- _Exercise task_: Exactly reproduce all the records, keeping pictures out of the copy.

** begin Material for this exercise **

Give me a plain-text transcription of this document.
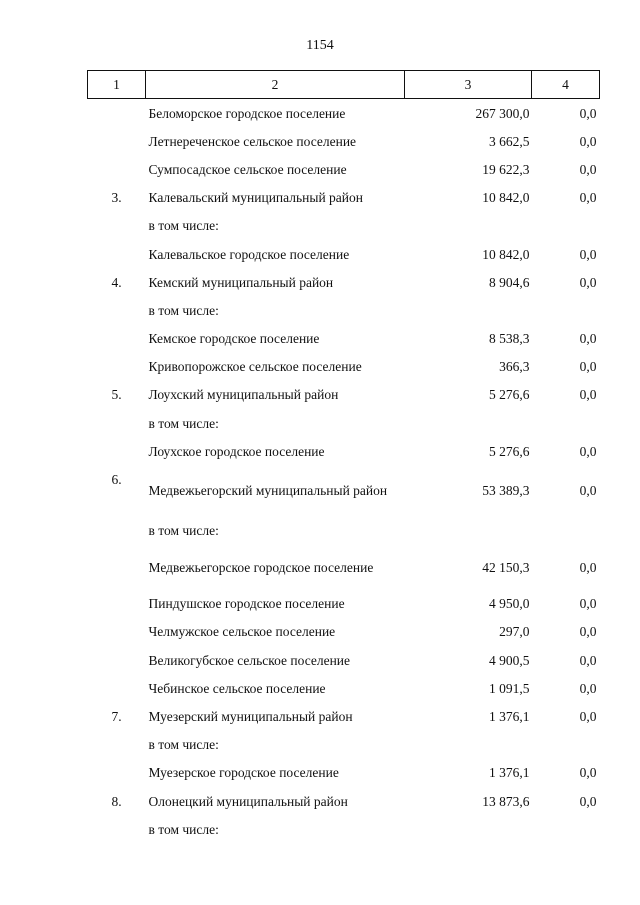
1154
1	2	3	4
	Беломорское городское поселение	267 300,0	0,0
	Летнереченское сельское поселение	3 662,5	0,0
	Сумпосадское сельское поселение	19 622,3	0,0
3.	Калевальский муниципальный район	10 842,0	0,0
	в том числе:		
	Калевальское городское поселение	10 842,0	0,0
4.	Кемский муниципальный район	8 904,6	0,0
	в том числе:		
	Кемское городское поселение	8 538,3	0,0
	Кривопорожское сельское поселение	366,3	0,0
5.	Лоухский муниципальный район	5 276,6	0,0
	в том числе:		
	Лоухское городское поселение	5 276,6	0,0
6.	Медвежьегорский муниципальный район	53 389,3	0,0
	в том числе:		
	Медвежьегорское городское поселение	42 150,3	0,0
	Пиндушское городское поселение	4 950,0	0,0
	Челмужское сельское поселение	297,0	0,0
	Великогубское сельское поселение	4 900,5	0,0
	Чебинское сельское поселение	1 091,5	0,0
7.	Муезерский муниципальный район	1 376,1	0,0
	в том числе:		
	Муезерское городское поселение	1 376,1	0,0
8.	Олонецкий муниципальный район	13 873,6	0,0
	в том числе:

** end Material for this exercise **

- _Solution for this task_:
Give me a plain-text transcription of this document.
1154
1	2	3	4
	Беломорское городское поселение	267 300,0	0,0
	Летнереченское сельское поселение	3 662,5	0,0
	Сумпосадское сельское поселение	19 622,3	0,0
3.	Калевальский муниципальный район	10 842,0	0,0
	в том числе:		
	Калевальское городское поселение	10 842,0	0,0
4.	Кемский муниципальный район	8 904,6	0,0
	в том числе:		
	Кемское городское поселение	8 538,3	0,0
	Кривопорожское сельское поселение	366,3	0,0
5.	Лоухский муниципальный район	5 276,6	0,0
	в том числе:		
	Лоухское городское поселение	5 276,6	0,0
6.	Медвежьегорский муниципальный район	53 389,3	0,0
	в том числе:		
	Медвежьегорское городское поселение	42 150,3	0,0
	Пиндушское городское поселение	4 950,0	0,0
	Челмужское сельское поселение	297,0	0,0
	Великогубское сельское поселение	4 900,5	0,0
	Чебинское сельское поселение	1 091,5	0,0
7.	Муезерский муниципальный район	1 376,1	0,0
	в том числе:		
	Муезерское городское поселение	1 376,1	0,0
8.	Олонецкий муниципальный район	13 873,6	0,0
	в том числе:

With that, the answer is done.